Could you write out every entry exactly as it stands?

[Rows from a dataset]
+++

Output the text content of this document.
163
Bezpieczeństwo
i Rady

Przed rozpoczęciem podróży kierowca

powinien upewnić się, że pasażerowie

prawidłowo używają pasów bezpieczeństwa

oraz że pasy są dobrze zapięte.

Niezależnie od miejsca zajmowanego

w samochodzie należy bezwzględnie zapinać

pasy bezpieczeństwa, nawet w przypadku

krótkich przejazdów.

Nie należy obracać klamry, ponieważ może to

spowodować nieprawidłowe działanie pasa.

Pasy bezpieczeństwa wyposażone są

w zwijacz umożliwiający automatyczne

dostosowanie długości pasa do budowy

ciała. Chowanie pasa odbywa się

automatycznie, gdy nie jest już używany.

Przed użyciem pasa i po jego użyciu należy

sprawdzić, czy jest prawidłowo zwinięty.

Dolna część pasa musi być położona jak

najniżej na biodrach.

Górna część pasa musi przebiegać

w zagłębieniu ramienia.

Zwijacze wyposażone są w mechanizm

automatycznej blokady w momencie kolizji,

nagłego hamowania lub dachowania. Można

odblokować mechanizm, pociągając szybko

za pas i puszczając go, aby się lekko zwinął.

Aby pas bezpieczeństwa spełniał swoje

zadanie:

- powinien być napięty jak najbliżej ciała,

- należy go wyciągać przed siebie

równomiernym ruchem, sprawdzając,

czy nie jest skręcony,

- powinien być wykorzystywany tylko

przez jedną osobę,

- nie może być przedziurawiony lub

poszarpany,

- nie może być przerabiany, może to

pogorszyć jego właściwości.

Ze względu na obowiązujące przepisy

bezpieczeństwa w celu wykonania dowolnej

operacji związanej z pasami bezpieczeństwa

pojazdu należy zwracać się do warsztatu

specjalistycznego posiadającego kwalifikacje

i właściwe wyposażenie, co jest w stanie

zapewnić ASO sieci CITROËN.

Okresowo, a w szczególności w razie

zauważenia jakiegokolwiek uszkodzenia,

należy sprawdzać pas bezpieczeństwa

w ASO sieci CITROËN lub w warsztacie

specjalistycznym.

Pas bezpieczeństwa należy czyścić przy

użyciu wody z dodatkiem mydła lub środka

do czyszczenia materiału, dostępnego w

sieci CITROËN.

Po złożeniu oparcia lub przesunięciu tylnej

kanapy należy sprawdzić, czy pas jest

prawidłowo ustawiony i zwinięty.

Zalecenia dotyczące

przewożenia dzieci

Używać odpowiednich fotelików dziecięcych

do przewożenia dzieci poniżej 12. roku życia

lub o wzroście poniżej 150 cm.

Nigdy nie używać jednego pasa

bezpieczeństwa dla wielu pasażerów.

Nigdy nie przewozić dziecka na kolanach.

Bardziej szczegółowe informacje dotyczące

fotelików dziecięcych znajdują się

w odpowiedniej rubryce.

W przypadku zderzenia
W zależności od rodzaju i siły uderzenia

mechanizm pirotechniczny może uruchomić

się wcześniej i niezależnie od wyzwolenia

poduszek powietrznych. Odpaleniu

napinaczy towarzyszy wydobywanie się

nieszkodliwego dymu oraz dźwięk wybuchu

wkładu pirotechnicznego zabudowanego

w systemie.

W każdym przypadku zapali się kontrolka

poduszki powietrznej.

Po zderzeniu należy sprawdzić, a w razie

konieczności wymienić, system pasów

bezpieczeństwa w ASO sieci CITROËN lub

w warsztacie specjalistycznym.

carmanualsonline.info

+++

_Task response_.
Output the text content of this document.
163
Bezpieczeństwo
i Rady

Przed rozpoczęciem podróży kierowca

powinien upewnić się, że pasażerowie

prawidłowo używają pasów bezpieczeństwa

oraz że pasy są dobrze zapięte.

Niezależnie od miejsca zajmowanego

w samochodzie należy bezwzględnie zapinać

pasy bezpieczeństwa, nawet w przypadku

krótkich przejazdów.

Nie należy obracać klamry, ponieważ może to

spowodować nieprawidłowe działanie pasa.

Pasy bezpieczeństwa wyposażone są

w zwijacz umożliwiający automatyczne

dostosowanie długości pasa do budowy

ciała. Chowanie pasa odbywa się

automatycznie, gdy nie jest już używany.

Przed użyciem pasa i po jego użyciu należy

sprawdzić, czy jest prawidłowo zwinięty.

Dolna część pasa musi być położona jak

najniżej na biodrach.

Górna część pasa musi przebiegać

w zagłębieniu ramienia.

Zwijacze wyposażone są w mechanizm

automatycznej blokady w momencie kolizji,

nagłego hamowania lub dachowania. Można

odblokować mechanizm, pociągając szybko

za pas i puszczając go, aby się lekko zwinął.

Aby pas bezpieczeństwa spełniał swoje

zadanie:

- powinien być napięty jak najbliżej ciała,

- należy go wyciągać przed siebie

równomiernym ruchem, sprawdzając,

czy nie jest skręcony,

- powinien być wykorzystywany tylko

przez jedną osobę,

- nie może być przedziurawiony lub

poszarpany,

- nie może być przerabiany, może to

pogorszyć jego właściwości.

Ze względu na obowiązujące przepisy

bezpieczeństwa w celu wykonania dowolnej

operacji związanej z pasami bezpieczeństwa

pojazdu należy zwracać się do warsztatu

specjalistycznego posiadającego kwalifikacje

i właściwe wyposażenie, co jest w stanie

zapewnić ASO sieci CITROËN.

Okresowo, a w szczególności w razie

zauważenia jakiegokolwiek uszkodzenia,

należy sprawdzać pas bezpieczeństwa

w ASO sieci CITROËN lub w warsztacie

specjalistycznym.

Pas bezpieczeństwa należy czyścić przy

użyciu wody z dodatkiem mydła lub środka

do czyszczenia materiału, dostępnego w

sieci CITROËN.

Po złożeniu oparcia lub przesunięciu tylnej

kanapy należy sprawdzić, czy pas jest

prawidłowo ustawiony i zwinięty.

Zalecenia dotyczące

przewożenia dzieci

Używać odpowiednich fotelików dziecięcych

do przewożenia dzieci poniżej 12. roku życia

lub o wzroście poniżej 150 cm.

Nigdy nie używać jednego pasa

bezpieczeństwa dla wielu pasażerów.

Nigdy nie przewozić dziecka na kolanach.

Bardziej szczegółowe informacje dotyczące

fotelików dziecięcych znajdują się

w odpowiedniej rubryce.

W przypadku zderzenia
W zależności od rodzaju i siły uderzenia

mechanizm pirotechniczny może uruchomić

się wcześniej i niezależnie od wyzwolenia

poduszek powietrznych. Odpaleniu

napinaczy towarzyszy wydobywanie się

nieszkodliwego dymu oraz dźwięk wybuchu

wkładu pirotechnicznego zabudowanego

w systemie.

W każdym przypadku zapali się kontrolka

poduszki powietrznej.

Po zderzeniu należy sprawdzić, a w razie

konieczności wymienić, system pasów

bezpieczeństwa w ASO sieci CITROËN lub

w warsztacie specjalistycznym.

carmanualsonline.info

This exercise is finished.